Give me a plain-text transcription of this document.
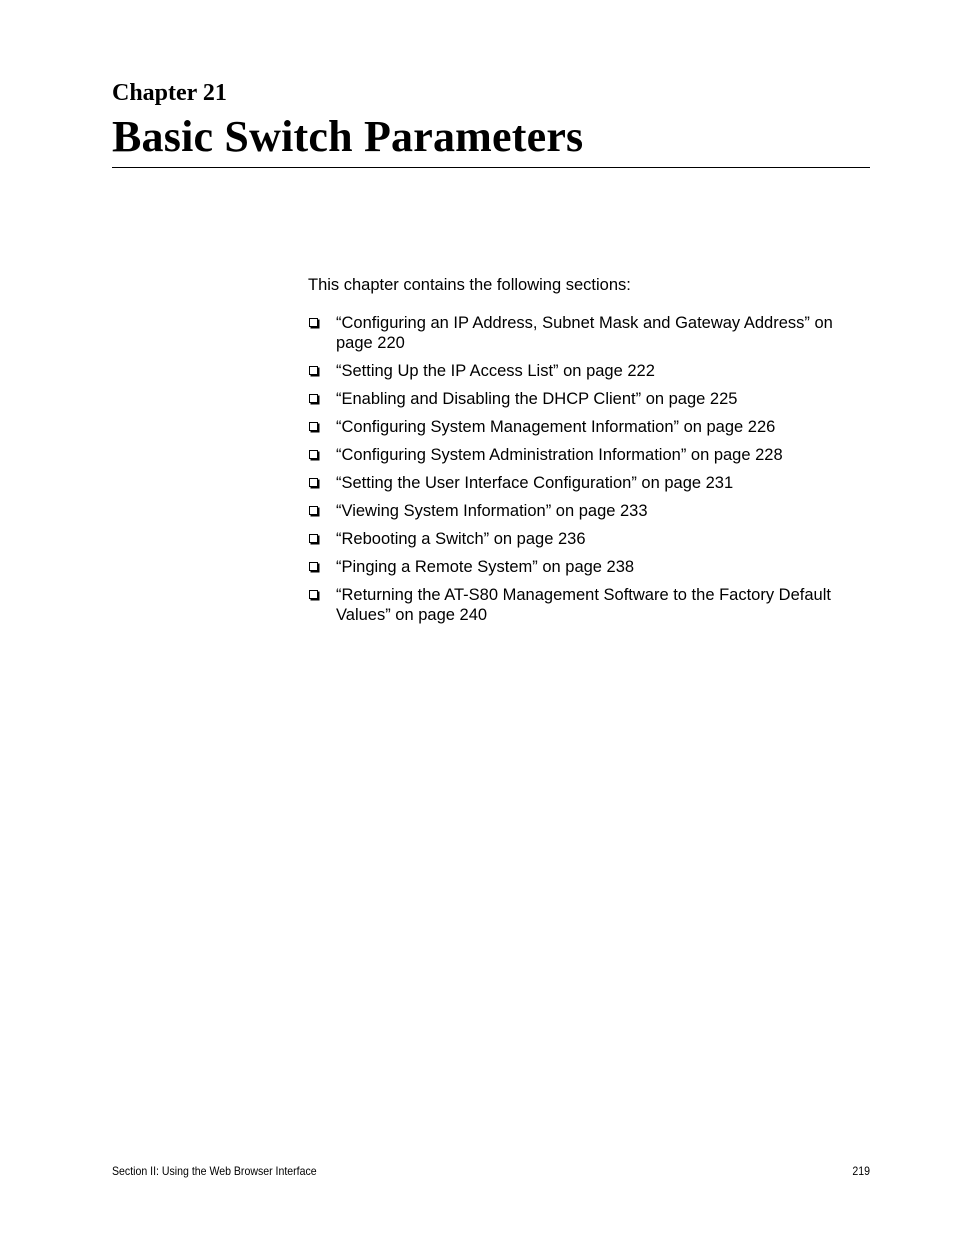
Chapter 21
Basic Switch Parameters

This chapter contains the following sections:

“Configuring an IP Address, Subnet Mask and Gateway Address” on page 220
“Setting Up the IP Access List” on page 222
“Enabling and Disabling the DHCP Client” on page 225
“Configuring System Management Information” on page 226
“Configuring System Administration Information” on page 228
“Setting the User Interface Configuration” on page 231
“Viewing System Information” on page 233
“Rebooting a Switch” on page 236
“Pinging a Remote System” on page 238
“Returning the AT-S80 Management Software to the Factory Default Values” on page 240
Section II: Using the Web Browser Interface	219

-- -- --

Set the data above down again exactly as given, with no pictures.

Give me a plain-text transcription of this document.
Chapter 21
Basic Switch Parameters

This chapter contains the following sections:

“Configuring an IP Address, Subnet Mask and Gateway Address” on page 220
“Setting Up the IP Access List” on page 222
“Enabling and Disabling the DHCP Client” on page 225
“Configuring System Management Information” on page 226
“Configuring System Administration Information” on page 228
“Setting the User Interface Configuration” on page 231
“Viewing System Information” on page 233
“Rebooting a Switch” on page 236
“Pinging a Remote System” on page 238
“Returning the AT-S80 Management Software to the Factory Default Values” on page 240
Section II: Using the Web Browser Interface	219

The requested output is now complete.